**EXERCISE REQUIREMENTS**
Copy every line that holds "right".

**DATA PROVIDED**
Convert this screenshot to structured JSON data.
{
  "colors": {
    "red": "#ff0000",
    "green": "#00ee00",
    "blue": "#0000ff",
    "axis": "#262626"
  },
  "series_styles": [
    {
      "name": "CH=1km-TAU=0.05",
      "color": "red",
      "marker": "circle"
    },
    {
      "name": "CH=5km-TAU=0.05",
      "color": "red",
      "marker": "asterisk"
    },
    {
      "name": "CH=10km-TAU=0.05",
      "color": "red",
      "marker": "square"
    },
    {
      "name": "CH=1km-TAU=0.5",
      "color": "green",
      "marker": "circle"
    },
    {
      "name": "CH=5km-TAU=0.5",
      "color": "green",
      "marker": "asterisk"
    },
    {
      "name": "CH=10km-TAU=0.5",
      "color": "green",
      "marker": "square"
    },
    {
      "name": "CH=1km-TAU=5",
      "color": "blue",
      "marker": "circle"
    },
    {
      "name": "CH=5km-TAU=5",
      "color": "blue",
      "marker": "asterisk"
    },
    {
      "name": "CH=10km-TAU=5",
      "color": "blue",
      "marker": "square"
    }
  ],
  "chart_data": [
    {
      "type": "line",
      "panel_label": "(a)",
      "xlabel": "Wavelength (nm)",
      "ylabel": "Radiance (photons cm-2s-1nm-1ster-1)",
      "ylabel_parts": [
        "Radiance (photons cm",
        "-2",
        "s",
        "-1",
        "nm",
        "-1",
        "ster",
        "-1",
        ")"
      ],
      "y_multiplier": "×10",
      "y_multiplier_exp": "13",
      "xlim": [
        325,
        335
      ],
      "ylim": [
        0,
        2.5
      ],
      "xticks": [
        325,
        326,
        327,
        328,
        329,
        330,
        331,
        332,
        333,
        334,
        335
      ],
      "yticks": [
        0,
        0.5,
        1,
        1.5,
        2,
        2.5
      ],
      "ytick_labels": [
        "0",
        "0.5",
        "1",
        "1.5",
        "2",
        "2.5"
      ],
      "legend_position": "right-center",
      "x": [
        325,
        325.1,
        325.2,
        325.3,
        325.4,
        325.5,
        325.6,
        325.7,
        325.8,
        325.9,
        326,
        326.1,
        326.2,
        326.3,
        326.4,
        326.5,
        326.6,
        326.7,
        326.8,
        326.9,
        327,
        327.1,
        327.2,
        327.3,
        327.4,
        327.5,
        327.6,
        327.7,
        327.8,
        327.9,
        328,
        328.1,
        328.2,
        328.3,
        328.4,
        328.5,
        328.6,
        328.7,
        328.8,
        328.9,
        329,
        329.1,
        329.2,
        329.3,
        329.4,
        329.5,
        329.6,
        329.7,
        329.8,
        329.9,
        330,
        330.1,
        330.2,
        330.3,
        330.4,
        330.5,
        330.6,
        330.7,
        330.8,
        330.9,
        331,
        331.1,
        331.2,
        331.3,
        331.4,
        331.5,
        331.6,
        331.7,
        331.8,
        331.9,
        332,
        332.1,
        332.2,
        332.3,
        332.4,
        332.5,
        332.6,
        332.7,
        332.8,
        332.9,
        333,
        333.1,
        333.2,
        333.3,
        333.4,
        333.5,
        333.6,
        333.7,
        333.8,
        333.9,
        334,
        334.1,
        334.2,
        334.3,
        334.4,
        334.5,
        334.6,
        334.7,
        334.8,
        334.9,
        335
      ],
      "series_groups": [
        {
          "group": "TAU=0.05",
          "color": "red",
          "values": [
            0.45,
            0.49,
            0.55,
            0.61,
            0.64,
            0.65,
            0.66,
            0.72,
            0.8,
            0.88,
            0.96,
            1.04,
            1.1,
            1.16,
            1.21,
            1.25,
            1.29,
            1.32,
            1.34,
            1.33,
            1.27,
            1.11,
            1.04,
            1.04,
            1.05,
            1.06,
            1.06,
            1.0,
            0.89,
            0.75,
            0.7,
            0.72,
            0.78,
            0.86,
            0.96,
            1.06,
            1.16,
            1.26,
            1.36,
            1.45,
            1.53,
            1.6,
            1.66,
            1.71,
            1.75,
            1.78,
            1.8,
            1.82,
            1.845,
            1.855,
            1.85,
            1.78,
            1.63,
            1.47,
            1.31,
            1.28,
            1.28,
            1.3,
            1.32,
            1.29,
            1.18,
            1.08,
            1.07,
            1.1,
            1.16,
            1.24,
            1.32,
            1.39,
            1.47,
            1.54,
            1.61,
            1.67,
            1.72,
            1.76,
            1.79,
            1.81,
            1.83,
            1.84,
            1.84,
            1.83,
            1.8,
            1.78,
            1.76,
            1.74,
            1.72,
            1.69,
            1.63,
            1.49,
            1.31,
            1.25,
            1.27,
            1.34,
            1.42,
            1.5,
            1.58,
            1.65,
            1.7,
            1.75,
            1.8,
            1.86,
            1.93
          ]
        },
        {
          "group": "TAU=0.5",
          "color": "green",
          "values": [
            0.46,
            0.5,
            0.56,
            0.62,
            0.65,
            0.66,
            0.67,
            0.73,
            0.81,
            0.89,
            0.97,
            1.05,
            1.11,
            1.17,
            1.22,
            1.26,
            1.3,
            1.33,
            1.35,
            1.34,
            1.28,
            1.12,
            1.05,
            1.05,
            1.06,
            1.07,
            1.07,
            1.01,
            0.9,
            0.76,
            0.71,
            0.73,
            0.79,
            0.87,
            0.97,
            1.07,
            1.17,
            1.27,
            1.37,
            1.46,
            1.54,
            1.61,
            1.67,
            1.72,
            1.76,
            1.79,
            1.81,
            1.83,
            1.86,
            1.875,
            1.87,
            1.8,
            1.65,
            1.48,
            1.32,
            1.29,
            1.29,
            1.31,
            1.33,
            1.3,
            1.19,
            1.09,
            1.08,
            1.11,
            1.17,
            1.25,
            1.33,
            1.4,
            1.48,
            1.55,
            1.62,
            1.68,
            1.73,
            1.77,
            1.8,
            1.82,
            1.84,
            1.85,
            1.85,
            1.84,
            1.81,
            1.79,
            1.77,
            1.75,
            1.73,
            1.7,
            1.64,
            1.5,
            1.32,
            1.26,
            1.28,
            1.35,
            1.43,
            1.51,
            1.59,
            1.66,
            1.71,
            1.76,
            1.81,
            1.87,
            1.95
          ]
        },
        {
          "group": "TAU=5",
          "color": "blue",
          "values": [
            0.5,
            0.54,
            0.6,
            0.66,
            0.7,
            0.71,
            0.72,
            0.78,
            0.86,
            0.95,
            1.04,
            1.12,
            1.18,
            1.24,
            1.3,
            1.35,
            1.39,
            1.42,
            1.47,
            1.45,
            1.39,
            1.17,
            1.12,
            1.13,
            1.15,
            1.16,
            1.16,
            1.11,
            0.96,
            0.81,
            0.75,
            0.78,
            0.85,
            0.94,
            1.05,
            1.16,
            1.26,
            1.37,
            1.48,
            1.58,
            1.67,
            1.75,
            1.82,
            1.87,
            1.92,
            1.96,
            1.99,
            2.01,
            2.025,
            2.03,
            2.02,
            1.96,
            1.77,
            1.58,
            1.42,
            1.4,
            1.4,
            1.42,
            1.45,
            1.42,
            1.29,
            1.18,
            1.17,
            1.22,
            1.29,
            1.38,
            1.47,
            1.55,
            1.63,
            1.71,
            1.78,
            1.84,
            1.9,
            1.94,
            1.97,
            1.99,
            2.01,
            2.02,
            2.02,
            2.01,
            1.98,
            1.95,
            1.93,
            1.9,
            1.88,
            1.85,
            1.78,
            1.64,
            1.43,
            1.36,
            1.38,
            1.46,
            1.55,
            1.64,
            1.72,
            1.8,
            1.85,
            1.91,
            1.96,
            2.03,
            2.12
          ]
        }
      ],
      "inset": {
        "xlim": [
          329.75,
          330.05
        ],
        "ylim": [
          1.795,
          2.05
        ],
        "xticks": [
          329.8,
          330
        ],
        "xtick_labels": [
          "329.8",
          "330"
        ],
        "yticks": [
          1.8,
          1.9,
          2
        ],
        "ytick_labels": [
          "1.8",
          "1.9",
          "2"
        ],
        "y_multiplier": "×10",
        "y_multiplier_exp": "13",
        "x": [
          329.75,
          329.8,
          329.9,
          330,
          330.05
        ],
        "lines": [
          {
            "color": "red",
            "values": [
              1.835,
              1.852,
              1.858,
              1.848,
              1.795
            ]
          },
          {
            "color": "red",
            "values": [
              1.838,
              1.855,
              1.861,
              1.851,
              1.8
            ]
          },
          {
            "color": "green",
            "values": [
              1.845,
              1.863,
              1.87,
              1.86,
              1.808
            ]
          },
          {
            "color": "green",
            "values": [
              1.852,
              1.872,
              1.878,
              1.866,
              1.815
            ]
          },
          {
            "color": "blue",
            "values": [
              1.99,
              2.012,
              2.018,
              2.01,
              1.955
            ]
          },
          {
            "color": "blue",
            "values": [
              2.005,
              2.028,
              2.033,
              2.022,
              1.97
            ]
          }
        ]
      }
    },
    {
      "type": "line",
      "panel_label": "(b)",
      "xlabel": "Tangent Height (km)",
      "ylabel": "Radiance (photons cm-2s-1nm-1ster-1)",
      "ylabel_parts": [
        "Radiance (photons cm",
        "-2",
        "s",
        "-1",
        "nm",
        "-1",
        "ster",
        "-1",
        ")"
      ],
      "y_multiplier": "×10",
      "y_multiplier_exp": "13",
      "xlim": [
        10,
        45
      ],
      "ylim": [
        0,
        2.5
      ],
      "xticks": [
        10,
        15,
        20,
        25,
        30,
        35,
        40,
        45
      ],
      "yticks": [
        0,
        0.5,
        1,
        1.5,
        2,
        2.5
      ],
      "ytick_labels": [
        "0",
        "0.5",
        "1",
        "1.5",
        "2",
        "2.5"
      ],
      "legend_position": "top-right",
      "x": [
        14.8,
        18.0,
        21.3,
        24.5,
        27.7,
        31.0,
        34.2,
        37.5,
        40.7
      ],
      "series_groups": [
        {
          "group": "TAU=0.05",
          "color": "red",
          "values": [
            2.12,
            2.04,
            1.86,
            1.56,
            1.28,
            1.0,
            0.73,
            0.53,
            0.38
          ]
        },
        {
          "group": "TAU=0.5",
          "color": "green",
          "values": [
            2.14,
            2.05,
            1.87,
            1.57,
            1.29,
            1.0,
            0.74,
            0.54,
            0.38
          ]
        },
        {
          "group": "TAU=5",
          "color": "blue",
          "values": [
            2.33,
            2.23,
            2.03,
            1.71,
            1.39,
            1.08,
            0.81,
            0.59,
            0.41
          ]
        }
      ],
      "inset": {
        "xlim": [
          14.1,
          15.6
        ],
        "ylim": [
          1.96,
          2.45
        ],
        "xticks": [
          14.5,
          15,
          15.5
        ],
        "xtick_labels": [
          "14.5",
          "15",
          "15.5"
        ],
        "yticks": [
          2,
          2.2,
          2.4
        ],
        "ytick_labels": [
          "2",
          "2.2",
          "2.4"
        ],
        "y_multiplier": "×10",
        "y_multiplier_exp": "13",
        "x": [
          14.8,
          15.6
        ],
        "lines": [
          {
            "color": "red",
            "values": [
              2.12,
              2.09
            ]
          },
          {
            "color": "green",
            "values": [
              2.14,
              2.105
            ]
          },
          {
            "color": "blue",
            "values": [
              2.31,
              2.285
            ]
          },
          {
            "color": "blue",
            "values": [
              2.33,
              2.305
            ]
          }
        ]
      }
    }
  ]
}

**SOLUTION**
      "legend_position": "right-center",
      "legend_position": "top-right",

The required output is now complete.